— START Data supplied —

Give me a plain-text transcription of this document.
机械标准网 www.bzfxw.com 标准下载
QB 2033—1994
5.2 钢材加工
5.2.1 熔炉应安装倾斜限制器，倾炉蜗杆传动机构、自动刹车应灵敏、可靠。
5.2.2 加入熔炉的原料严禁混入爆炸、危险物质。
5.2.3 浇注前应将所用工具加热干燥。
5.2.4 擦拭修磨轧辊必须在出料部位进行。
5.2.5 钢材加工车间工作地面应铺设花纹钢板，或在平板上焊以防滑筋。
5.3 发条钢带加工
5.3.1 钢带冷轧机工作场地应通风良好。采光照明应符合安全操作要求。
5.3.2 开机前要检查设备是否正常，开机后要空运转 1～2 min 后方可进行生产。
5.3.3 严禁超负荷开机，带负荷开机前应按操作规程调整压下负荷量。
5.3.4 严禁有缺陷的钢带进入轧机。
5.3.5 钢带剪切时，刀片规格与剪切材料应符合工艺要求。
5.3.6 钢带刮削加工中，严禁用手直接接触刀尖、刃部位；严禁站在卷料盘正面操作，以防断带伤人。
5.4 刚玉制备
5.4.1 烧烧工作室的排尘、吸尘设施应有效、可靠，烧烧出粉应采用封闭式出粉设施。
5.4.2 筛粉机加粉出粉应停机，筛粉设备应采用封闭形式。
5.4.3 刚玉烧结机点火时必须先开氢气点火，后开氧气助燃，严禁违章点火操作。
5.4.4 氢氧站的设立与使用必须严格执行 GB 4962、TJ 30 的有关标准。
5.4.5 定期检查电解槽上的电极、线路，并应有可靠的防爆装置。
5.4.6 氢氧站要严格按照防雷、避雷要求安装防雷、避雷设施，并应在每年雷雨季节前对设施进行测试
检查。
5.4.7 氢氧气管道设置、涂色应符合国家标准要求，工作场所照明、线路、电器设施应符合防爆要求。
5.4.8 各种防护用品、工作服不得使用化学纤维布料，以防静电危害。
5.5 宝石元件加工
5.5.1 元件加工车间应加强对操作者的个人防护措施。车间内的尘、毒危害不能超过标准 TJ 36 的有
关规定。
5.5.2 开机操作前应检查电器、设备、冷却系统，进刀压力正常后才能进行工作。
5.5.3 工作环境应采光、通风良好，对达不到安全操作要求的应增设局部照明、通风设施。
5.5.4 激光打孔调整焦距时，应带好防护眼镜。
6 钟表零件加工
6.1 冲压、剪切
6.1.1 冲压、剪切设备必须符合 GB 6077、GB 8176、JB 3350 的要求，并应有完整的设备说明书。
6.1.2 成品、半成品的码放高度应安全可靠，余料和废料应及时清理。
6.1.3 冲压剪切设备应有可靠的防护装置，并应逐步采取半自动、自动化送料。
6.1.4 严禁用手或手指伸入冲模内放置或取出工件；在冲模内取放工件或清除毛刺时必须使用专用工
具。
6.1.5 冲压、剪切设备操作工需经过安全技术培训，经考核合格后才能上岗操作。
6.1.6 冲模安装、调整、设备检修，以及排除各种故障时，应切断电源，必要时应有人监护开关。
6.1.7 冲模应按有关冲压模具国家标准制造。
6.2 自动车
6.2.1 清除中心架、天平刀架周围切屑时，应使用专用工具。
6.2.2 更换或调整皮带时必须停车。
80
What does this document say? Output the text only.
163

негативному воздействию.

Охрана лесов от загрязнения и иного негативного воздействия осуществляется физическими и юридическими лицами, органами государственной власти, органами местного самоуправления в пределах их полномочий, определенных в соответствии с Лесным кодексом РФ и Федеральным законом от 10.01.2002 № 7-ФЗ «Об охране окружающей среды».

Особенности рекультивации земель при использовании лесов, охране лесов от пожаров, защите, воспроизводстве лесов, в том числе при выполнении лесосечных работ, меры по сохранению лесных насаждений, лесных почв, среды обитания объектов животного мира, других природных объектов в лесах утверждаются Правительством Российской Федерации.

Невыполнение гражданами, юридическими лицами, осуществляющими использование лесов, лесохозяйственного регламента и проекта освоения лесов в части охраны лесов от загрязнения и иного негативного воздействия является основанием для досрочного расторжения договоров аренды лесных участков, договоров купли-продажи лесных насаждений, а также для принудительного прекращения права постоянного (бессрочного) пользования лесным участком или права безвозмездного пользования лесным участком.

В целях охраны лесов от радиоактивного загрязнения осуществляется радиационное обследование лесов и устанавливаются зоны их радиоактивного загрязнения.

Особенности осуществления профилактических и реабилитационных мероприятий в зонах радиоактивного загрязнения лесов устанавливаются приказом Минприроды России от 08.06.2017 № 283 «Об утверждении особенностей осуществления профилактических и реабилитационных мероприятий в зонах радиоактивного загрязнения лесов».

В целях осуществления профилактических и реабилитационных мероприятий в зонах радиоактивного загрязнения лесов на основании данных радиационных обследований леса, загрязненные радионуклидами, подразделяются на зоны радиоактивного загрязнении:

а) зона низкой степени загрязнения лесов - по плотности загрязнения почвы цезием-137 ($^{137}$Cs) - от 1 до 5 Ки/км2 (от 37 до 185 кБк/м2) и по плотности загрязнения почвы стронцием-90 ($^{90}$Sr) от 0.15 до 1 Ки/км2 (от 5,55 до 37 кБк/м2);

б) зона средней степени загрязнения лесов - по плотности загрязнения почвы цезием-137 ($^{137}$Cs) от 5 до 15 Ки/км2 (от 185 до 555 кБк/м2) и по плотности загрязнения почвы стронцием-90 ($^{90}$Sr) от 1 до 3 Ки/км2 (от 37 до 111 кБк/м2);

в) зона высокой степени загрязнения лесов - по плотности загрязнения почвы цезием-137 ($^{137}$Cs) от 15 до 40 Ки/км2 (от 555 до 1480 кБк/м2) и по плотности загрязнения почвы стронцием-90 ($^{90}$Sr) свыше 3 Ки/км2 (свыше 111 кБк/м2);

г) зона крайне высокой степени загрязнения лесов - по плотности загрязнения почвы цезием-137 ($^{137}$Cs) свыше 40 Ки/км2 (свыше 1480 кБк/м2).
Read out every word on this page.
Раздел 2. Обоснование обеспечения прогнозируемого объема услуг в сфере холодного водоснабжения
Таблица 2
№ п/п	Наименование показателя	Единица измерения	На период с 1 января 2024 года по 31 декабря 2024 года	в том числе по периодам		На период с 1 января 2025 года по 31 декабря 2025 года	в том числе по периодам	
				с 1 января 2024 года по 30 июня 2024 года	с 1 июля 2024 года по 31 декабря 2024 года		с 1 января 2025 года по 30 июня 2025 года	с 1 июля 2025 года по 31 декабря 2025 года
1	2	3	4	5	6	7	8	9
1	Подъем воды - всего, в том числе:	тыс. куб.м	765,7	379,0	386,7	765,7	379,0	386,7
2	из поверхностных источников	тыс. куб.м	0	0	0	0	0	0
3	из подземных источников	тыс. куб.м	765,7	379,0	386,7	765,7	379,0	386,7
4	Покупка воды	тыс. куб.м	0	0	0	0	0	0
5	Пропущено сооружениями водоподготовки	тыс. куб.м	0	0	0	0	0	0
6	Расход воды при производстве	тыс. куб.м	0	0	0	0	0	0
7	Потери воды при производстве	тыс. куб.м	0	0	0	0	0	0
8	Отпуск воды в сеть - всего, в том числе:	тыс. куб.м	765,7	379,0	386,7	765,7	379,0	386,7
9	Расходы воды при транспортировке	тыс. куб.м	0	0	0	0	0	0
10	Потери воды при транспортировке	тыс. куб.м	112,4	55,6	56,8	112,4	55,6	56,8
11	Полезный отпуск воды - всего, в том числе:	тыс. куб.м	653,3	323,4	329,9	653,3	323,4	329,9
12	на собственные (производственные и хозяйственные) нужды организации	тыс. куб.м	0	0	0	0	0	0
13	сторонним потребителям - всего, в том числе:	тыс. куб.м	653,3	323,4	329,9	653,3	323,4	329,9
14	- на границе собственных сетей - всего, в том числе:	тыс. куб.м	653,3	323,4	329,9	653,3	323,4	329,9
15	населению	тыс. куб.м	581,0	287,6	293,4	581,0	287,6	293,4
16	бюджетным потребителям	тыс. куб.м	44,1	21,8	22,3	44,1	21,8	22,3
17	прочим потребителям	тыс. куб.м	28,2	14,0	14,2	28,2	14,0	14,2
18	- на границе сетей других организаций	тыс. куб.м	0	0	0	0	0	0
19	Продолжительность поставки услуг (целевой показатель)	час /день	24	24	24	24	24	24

— END Data supplied —

### Objective
Starting from the line containing "Read out every word on this page." and ending with the final line of the data, reproduce each line exactly as it appears, including no other lines.

### Answer for this exercise
Read out every word on this page.
Раздел 2. Обоснование обеспечения прогнозируемого объема услуг в сфере холодного водоснабжения
Таблица 2
№ п/п	Наименование показателя	Единица измерения	На период с 1 января 2024 года по 31 декабря 2024 года	в том числе по периодам		На период с 1 января 2025 года по 31 декабря 2025 года	в том числе по периодам	
				с 1 января 2024 года по 30 июня 2024 года	с 1 июля 2024 года по 31 декабря 2024 года		с 1 января 2025 года по 30 июня 2025 года	с 1 июля 2025 года по 31 декабря 2025 года
1	2	3	4	5	6	7	8	9
1	Подъем воды - всего, в том числе:	тыс. куб.м	765,7	379,0	386,7	765,7	379,0	386,7
2	из поверхностных источников	тыс. куб.м	0	0	0	0	0	0
3	из подземных источников	тыс. куб.м	765,7	379,0	386,7	765,7	379,0	386,7
4	Покупка воды	тыс. куб.м	0	0	0	0	0	0
5	Пропущено сооружениями водоподготовки	тыс. куб.м	0	0	0	0	0	0
6	Расход воды при производстве	тыс. куб.м	0	0	0	0	0	0
7	Потери воды при производстве	тыс. куб.м	0	0	0	0	0	0
8	Отпуск воды в сеть - всего, в том числе:	тыс. куб.м	765,7	379,0	386,7	765,7	379,0	386,7
9	Расходы воды при транспортировке	тыс. куб.м	0	0	0	0	0	0
10	Потери воды при транспортировке	тыс. куб.м	112,4	55,6	56,8	112,4	55,6	56,8
11	Полезный отпуск воды - всего, в том числе:	тыс. куб.м	653,3	323,4	329,9	653,3	323,4	329,9
12	на собственные (производственные и хозяйственные) нужды организации	тыс. куб.м	0	0	0	0	0	0
13	сторонним потребителям - всего, в том числе:	тыс. куб.м	653,3	323,4	329,9	653,3	323,4	329,9
14	- на границе собственных сетей - всего, в том числе:	тыс. куб.м	653,3	323,4	329,9	653,3	323,4	329,9
15	населению	тыс. куб.м	581,0	287,6	293,4	581,0	287,6	293,4
16	бюджетным потребителям	тыс. куб.м	44,1	21,8	22,3	44,1	21,8	22,3
17	прочим потребителям	тыс. куб.м	28,2	14,0	14,2	28,2	14,0	14,2
18	- на границе сетей других организаций	тыс. куб.м	0	0	0	0	0	0
19	Продолжительность поставки услуг (целевой показатель)	час /день	24	24	24	24	24	24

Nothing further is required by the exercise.